TASK REQUIREMENTS:
Extract all lines in the data that contain the word "came".

DATA EXCERPTS:
++++++

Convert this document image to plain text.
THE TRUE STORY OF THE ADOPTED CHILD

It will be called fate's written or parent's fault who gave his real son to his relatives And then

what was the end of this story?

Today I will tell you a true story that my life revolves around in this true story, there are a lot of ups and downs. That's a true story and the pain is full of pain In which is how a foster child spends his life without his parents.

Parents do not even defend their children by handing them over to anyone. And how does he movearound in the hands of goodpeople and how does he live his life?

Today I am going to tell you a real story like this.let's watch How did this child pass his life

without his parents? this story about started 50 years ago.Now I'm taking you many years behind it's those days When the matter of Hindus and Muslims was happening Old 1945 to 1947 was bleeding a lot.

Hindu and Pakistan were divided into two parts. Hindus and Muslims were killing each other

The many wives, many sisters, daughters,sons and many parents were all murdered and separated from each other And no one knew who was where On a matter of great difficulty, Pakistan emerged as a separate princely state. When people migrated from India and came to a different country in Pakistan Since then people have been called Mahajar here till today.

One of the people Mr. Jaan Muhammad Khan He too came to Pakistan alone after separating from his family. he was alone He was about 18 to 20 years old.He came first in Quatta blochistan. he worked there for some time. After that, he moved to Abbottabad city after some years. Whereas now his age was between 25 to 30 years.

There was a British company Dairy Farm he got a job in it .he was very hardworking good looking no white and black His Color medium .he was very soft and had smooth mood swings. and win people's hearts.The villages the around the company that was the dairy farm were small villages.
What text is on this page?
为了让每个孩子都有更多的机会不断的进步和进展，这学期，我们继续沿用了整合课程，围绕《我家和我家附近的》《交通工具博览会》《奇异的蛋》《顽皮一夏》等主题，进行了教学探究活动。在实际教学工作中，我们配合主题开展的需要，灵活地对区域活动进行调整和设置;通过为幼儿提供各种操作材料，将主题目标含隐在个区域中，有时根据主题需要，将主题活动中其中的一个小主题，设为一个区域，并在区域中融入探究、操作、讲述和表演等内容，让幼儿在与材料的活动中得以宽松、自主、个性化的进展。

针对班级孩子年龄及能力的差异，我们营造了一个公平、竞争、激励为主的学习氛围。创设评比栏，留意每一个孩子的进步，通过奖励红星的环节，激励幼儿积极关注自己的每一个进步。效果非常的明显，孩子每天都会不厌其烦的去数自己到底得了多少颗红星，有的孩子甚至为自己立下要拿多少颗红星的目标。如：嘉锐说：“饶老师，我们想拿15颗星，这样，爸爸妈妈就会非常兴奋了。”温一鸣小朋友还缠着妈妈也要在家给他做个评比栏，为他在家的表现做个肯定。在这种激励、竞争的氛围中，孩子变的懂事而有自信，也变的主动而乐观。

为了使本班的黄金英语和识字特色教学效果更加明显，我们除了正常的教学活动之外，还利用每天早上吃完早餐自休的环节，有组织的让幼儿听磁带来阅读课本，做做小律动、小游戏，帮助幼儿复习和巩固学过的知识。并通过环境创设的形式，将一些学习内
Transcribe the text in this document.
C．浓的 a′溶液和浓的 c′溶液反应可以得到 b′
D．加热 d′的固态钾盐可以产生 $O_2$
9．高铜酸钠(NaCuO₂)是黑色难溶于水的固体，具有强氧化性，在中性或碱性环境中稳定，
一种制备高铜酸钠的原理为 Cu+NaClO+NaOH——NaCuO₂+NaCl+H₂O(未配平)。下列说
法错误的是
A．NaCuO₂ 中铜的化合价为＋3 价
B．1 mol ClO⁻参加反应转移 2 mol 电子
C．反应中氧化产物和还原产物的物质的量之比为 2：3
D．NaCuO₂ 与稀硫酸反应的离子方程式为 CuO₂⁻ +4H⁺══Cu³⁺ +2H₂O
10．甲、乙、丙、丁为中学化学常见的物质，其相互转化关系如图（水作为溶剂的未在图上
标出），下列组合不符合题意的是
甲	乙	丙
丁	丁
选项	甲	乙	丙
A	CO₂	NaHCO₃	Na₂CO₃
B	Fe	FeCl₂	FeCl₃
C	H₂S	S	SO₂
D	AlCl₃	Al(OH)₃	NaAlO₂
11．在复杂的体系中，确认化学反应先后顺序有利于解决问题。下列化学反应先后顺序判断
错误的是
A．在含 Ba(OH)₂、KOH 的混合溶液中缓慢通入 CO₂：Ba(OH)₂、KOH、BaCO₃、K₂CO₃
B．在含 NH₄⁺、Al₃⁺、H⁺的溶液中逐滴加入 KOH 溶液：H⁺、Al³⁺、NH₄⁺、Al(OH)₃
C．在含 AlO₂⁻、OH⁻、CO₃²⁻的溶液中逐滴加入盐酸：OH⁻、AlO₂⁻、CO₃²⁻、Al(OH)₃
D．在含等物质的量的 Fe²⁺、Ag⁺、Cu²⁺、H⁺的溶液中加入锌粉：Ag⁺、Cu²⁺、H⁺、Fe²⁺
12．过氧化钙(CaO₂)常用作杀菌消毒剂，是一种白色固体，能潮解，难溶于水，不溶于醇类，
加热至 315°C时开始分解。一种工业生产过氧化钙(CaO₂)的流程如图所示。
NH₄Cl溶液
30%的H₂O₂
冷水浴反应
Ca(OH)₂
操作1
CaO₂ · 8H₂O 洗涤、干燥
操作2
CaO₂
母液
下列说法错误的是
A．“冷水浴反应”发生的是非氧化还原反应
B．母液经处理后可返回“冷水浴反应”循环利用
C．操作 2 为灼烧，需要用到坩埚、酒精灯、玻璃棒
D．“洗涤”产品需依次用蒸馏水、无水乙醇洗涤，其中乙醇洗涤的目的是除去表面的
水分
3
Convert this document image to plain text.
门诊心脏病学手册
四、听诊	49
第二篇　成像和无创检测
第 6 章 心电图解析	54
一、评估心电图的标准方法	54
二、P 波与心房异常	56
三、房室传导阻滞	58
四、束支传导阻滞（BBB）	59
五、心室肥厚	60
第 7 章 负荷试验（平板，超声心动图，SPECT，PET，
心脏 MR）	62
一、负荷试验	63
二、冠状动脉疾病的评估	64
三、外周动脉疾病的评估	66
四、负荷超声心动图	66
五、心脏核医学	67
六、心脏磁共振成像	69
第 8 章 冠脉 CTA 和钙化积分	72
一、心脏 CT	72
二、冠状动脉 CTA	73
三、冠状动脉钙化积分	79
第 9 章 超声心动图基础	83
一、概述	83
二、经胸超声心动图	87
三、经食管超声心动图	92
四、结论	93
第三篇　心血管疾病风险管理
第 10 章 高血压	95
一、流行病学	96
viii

++++++

RESPONSE FOR THIS EXERCISE:
The many wives, many sisters, daughters,sons and many parents were all murdered and separated from each other And no one knew who was where On a matter of great difficulty, Pakistan emerged as a separate princely state. When people migrated from India and came to a different country in Pakistan Since then people have been called Mahajar here till today.
One of the people Mr. Jaan Muhammad Khan He too came to Pakistan alone after separating from his family. he was alone He was about 18 to 20 years old.He came first in Quatta blochistan. he worked there for some time. After that, he moved to Abbottabad city after some years. Whereas now his age was between 25 to 30 years.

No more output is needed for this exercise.